> **EXERCISE**
Transcribe the records that follow. Keep every word exactly, and drop the pictures.

> **DATASET RECORDS**
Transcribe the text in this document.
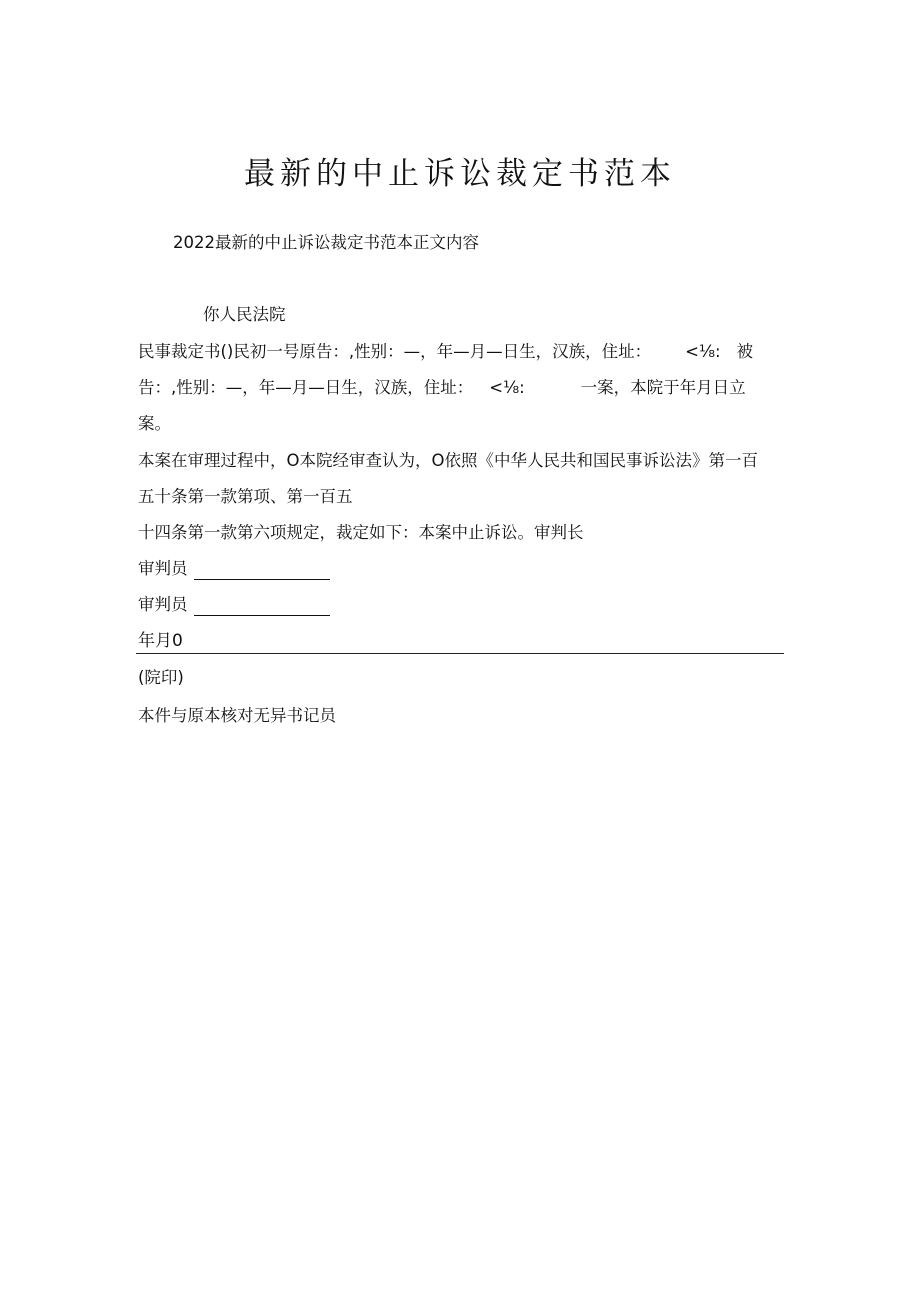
最新的中止诉讼裁定书范本
2022最新的中止诉讼裁定书范本正文内容
你人民法院
民事裁定书()民初一号原告：,性别：—，年—月—日生，汉族，住址： <⅛: 被
告：,性别：—，年—月—日生，汉族，住址： <⅛:	一案，本院于年月日立
案。
本案在审理过程中，O本院经审查认为，O依照《中华人民共和国民事诉讼法》第一百
五十条第一款第项、第一百五
十四条第一款第六项规定，裁定如下：本案中止诉讼。审判长
审判员
审判员
年月0
(院印)
本件与原本核对无异书记员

> **RESULT OF THE EXERCISE**
Transcribe the text in this document.
最新的中止诉讼裁定书范本
2022最新的中止诉讼裁定书范本正文内容
你人民法院
民事裁定书()民初一号原告：,性别：—，年—月—日生，汉族，住址： <⅛: 被
告：,性别：—，年—月—日生，汉族，住址： <⅛:	一案，本院于年月日立
案。
本案在审理过程中，O本院经审查认为，O依照《中华人民共和国民事诉讼法》第一百
五十条第一款第项、第一百五
十四条第一款第六项规定，裁定如下：本案中止诉讼。审判长
审判员
审判员
年月0
(院印)
本件与原本核对无异书记员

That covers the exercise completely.